In this exercise, return the whole listing exactly, excluding any images.
== Data shown ==
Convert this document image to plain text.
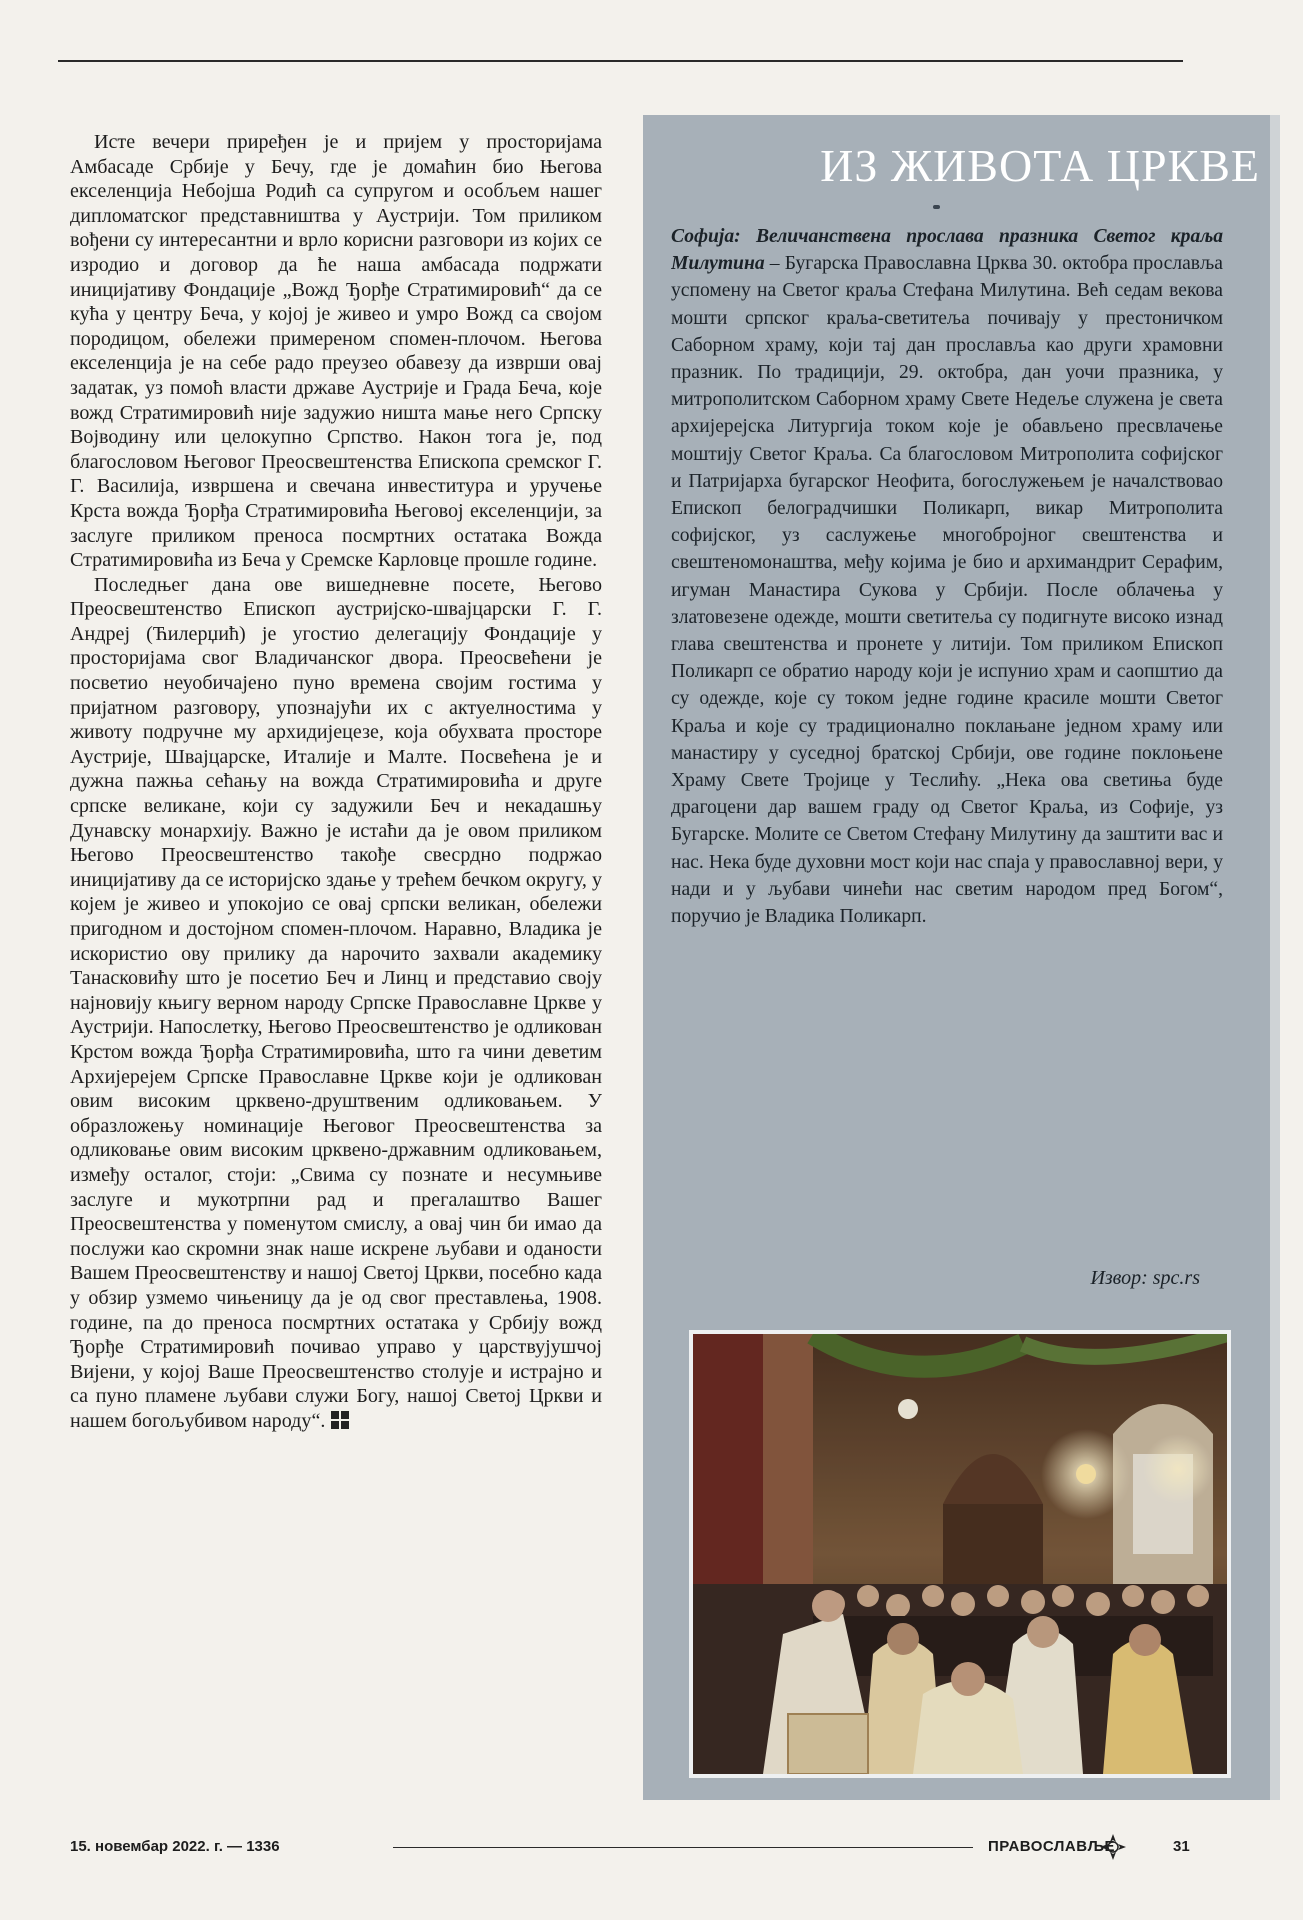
Исте вечери приређен је и пријем у просторијама Амбасаде Србије у Бечу, где је домаћин био Његова екселенција Небојша Родић са супругом и особљем нашег дипломатског представништва у Аустрији. Том приликом вођени су интересантни и врло корисни разговори из којих се изродио и договор да ће наша амбасада подржати иницијативу Фондације „Вожд Ђорђе Стратимировић“ да се кућа у центру Беча, у којој је живео и умро Вожд са својом породицом, обележи примереном спомен-плочом. Његова екселенција је на себе радо преузео обавезу да изврши овај задатак, уз помоћ власти државе Аустрије и Града Беча, које вожд Стратимировић није задужио ништа мање него Српску Војводину или целокупно Српство. Након тога је, под благословом Његовог Преосвештенства Епископа сремског Г. Г. Василија, извршена и свечана инвеститура и уручење Крста вожда Ђорђа Стратимировића Његовој екселенцији, за заслуге приликом преноса посмртних остатака Вожда Стратимировића из Беча у Сремске Карловце прошле године.

Последњег дана ове вишедневне посете, Његово Преосвештенство Епископ аустријско-швајцарски Г. Г. Андреј (Ћилерџић) је угостио делегацију Фондације у просторијама свог Владичанског двора. Преосвећени је посветио неуобичајено пуно времена својим гостима у пријатном разговору, упознајући их с актуелностима у животу подручне му архидијецезе, која обухвата просторе Аустрије, Швајцарске, Италије и Малте. Посвећена је и дужна пажња сећању на вожда Стратимировића и друге српске великане, који су задужили Беч и некадашњу Дунавску монархију. Важно је истаћи да је овом приликом Његово Преосвештенство такође свесрдно подржао иницијативу да се историјско здање у трећем бечком округу, у којем је живео и упокојио се овај српски великан, обележи пригодном и достојном спомен-плочом. Наравно, Владика је искористио ову прилику да нарочито захвали академику Танасковићу што је посетио Беч и Линц и представио своју најновију књигу верном народу Српске Православне Цркве у Аустрији. Напослетку, Његово Преосвештенство је одликован Крстом вожда Ђорђа Стратимировића, што га чини деветим Архијерејем Српске Православне Цркве који је одликован овим високим црквено-друштвеним одликовањем. У образложењу номинације Његовог Преосвештенства за одликовање овим високим црквено-државним одликовањем, између осталог, стоји: „Свима су познате и несумњиве заслуге и мукотрпни рад и прегалаштво Вашег Преосвештенства у поменутом смислу, а овај чин би имао да послужи као скромни знак наше искрене љубави и оданости Вашем Преосвештенству и нашој Светој Цркви, посебно када у обзир узмемо чињеницу да је од свог преставлења, 1908. године, па до преноса посмртних остатака у Србију вожд Ђорђе Стратимировић почивао управо у царствујушчој Вијени, у којој Ваше Преосвештенство столује и истрајно и са пуно пламене љубави служи Богу, нашој Светој Цркви и нашем богољубивом народу“.

ИЗ ЖИВОТА ЦРКВЕ
Софија: Величанствена прослава празника Светог краља Милутина – Бугарска Православна Црква 30. октобра прославља успомену на Светог краља Стефана Милутина. Већ седам векова мошти српског краља-светитеља почивају у престоничком Саборном храму, који тај дан прославља као други храмовни празник. По традицији, 29. октобра, дан уочи празника, у митрополитском Саборном храму Свете Недеље служена је света архијерејска Литургија током које је обављено пресвлачење моштију Светог Краља. Са благословом Митрополита софијског и Патријарха бугарског Неофита, богослужењем је началствовао Епископ белоградчишки Поликарп, викар Митрополита софијског, уз саслужење многобројног свештенства и свештеномонаштва, међу којима је био и архимандрит Серафим, игуман Манастира Сукова у Србији. После облачења у златовезене одежде, мошти светитеља су подигнуте високо изнад глава свештенства и пронете у литији. Том приликом Епископ Поликарп се обратио народу који је испунио храм и саопштио да су одежде, које су током једне године красиле мошти Светог Краља и које су традиционално поклањане једном храму или манастиру у суседној братској Србији, ове године поклоњене Храму Свете Тројице у Теслићу. „Нека ова светиња буде драгоцени дар вашем граду од Светог Краља, из Софије, уз Бугарске. Молите се Светом Стефану Милутину да заштити вас и нас. Нека буде духовни мост који нас спаја у православној вери, у нади и у љубави чинећи нас светим народом пред Богом“, поручио је Владика Поликарп.
Извор: spc.rs
15. новембар 2022. г. — 1336	ПРАВОСЛАВЉЕ	31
===
▸ Solved problem
Convert this document image to plain text.
Исте вечери приређен је и пријем у просторијама Амбасаде Србије у Бечу, где је домаћин био Његова екселенција Небојша Родић са супругом и особљем нашег дипломатског представништва у Аустрији. Том приликом вођени су интересантни и врло корисни разговори из којих се изродио и договор да ће наша амбасада подржати иницијативу Фондације „Вожд Ђорђе Стратимировић“ да се кућа у центру Беча, у којој је живео и умро Вожд са својом породицом, обележи примереном спомен-плочом. Његова екселенција је на себе радо преузео обавезу да изврши овај задатак, уз помоћ власти државе Аустрије и Града Беча, које вожд Стратимировић није задужио ништа мање него Српску Војводину или целокупно Српство. Након тога је, под благословом Његовог Преосвештенства Епископа сремског Г. Г. Василија, извршена и свечана инвеститура и уручење Крста вожда Ђорђа Стратимировића Његовој екселенцији, за заслуге приликом преноса посмртних остатака Вожда Стратимировића из Беча у Сремске Карловце прошле године.

Последњег дана ове вишедневне посете, Његово Преосвештенство Епископ аустријско-швајцарски Г. Г. Андреј (Ћилерџић) је угостио делегацију Фондације у просторијама свог Владичанског двора. Преосвећени је посветио неуобичајено пуно времена својим гостима у пријатном разговору, упознајући их с актуелностима у животу подручне му архидијецезе, која обухвата просторе Аустрије, Швајцарске, Италије и Малте. Посвећена је и дужна пажња сећању на вожда Стратимировића и друге српске великане, који су задужили Беч и некадашњу Дунавску монархију. Важно је истаћи да је овом приликом Његово Преосвештенство такође свесрдно подржао иницијативу да се историјско здање у трећем бечком округу, у којем је живео и упокојио се овај српски великан, обележи пригодном и достојном спомен-плочом. Наравно, Владика је искористио ову прилику да нарочито захвали академику Танасковићу што је посетио Беч и Линц и представио своју најновију књигу верном народу Српске Православне Цркве у Аустрији. Напослетку, Његово Преосвештенство је одликован Крстом вожда Ђорђа Стратимировића, што га чини деветим Архијерејем Српске Православне Цркве који је одликован овим високим црквено-друштвеним одликовањем. У образложењу номинације Његовог Преосвештенства за одликовање овим високим црквено-државним одликовањем, између осталог, стоји: „Свима су познате и несумњиве заслуге и мукотрпни рад и прегалаштво Вашег Преосвештенства у поменутом смислу, а овај чин би имао да послужи као скромни знак наше искрене љубави и оданости Вашем Преосвештенству и нашој Светој Цркви, посебно када у обзир узмемо чињеницу да је од свог преставлења, 1908. године, па до преноса посмртних остатака у Србију вожд Ђорђе Стратимировић почивао управо у царствујушчој Вијени, у којој Ваше Преосвештенство столује и истрајно и са пуно пламене љубави служи Богу, нашој Светој Цркви и нашем богољубивом народу“.

ИЗ ЖИВОТА ЦРКВЕ
Софија: Величанствена прослава празника Светог краља Милутина – Бугарска Православна Црква 30. октобра прославља успомену на Светог краља Стефана Милутина. Већ седам векова мошти српског краља-светитеља почивају у престоничком Саборном храму, који тај дан прославља као други храмовни празник. По традицији, 29. октобра, дан уочи празника, у митрополитском Саборном храму Свете Недеље служена је света архијерејска Литургија током које је обављено пресвлачење моштију Светог Краља. Са благословом Митрополита софијског и Патријарха бугарског Неофита, богослужењем је началствовао Епископ белоградчишки Поликарп, викар Митрополита софијског, уз саслужење многобројног свештенства и свештеномонаштва, међу којима је био и архимандрит Серафим, игуман Манастира Сукова у Србији. После облачења у златовезене одежде, мошти светитеља су подигнуте високо изнад глава свештенства и пронете у литији. Том приликом Епископ Поликарп се обратио народу који је испунио храм и саопштио да су одежде, које су током једне године красиле мошти Светог Краља и које су традиционално поклањане једном храму или манастиру у суседној братској Србији, ове године поклоњене Храму Свете Тројице у Теслићу. „Нека ова светиња буде драгоцени дар вашем граду од Светог Краља, из Софије, уз Бугарске. Молите се Светом Стефану Милутину да заштити вас и нас. Нека буде духовни мост који нас спаја у православној вери, у нади и у љубави чинећи нас светим народом пред Богом“, поручио је Владика Поликарп.
Извор: spc.rs
15. новембар 2022. г. — 1336	ПРАВОСЛАВЉЕ	31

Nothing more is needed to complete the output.